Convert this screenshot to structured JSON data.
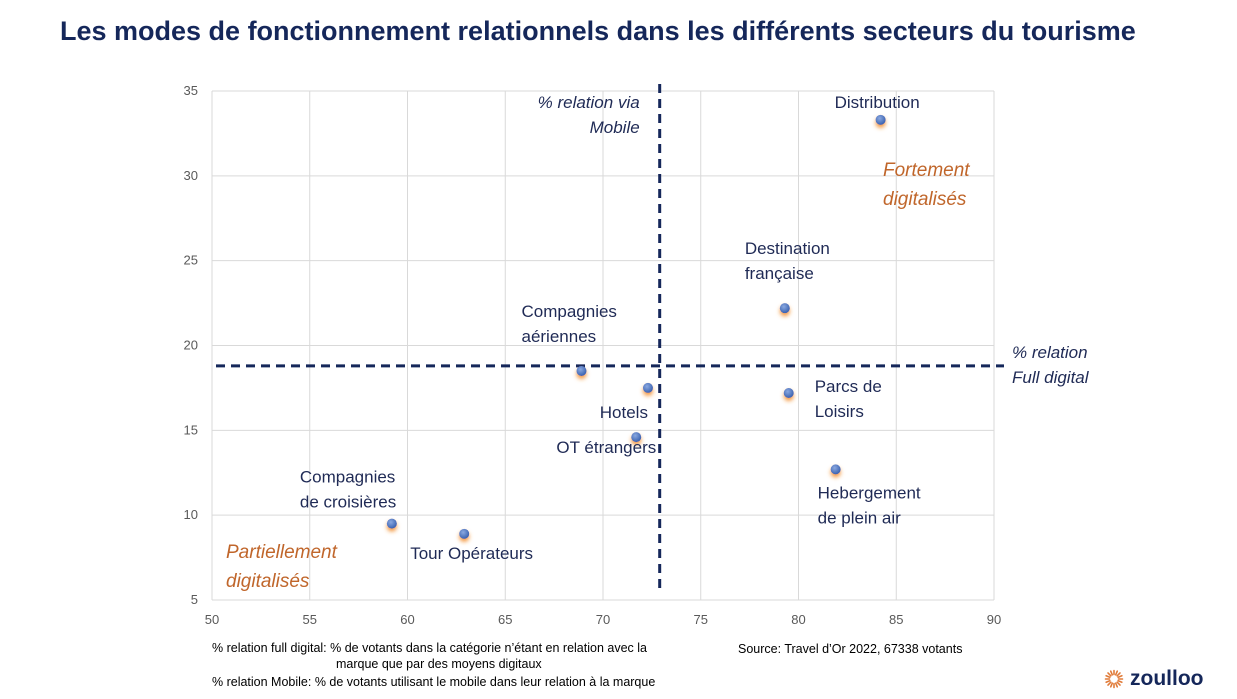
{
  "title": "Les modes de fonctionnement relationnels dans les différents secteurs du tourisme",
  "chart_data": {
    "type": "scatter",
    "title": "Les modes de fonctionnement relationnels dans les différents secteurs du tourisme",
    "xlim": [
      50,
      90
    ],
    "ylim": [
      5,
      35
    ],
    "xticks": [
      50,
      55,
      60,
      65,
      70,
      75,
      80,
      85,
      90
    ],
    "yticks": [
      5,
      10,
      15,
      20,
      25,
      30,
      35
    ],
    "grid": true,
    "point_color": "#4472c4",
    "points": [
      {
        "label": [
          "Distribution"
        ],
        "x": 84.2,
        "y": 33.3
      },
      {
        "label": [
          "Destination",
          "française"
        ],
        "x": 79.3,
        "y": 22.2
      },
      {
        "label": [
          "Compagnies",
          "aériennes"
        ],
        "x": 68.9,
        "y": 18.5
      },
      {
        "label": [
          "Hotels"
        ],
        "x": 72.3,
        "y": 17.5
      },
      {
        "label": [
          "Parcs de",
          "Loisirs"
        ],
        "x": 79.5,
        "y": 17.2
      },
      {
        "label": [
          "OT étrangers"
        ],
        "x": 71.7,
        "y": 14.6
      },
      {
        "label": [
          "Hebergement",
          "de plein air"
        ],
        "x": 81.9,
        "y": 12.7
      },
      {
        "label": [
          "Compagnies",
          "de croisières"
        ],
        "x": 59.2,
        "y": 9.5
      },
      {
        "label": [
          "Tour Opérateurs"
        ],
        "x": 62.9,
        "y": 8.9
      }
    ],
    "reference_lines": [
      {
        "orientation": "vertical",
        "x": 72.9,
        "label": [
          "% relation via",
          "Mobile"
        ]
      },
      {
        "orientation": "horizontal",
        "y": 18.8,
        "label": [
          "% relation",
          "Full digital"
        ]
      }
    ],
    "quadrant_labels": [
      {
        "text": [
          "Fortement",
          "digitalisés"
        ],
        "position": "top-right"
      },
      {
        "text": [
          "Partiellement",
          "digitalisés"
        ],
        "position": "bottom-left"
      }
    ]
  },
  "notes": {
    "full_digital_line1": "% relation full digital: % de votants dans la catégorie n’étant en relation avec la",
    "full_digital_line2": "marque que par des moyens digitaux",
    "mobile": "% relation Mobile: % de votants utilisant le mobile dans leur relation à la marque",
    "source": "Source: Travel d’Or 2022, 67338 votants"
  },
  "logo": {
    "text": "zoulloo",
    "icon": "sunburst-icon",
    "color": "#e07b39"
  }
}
═══
◆ **Problem details**: How many lines of the listing include the string "position"? Answer with the number alone.

◆ **Response to this task**: 2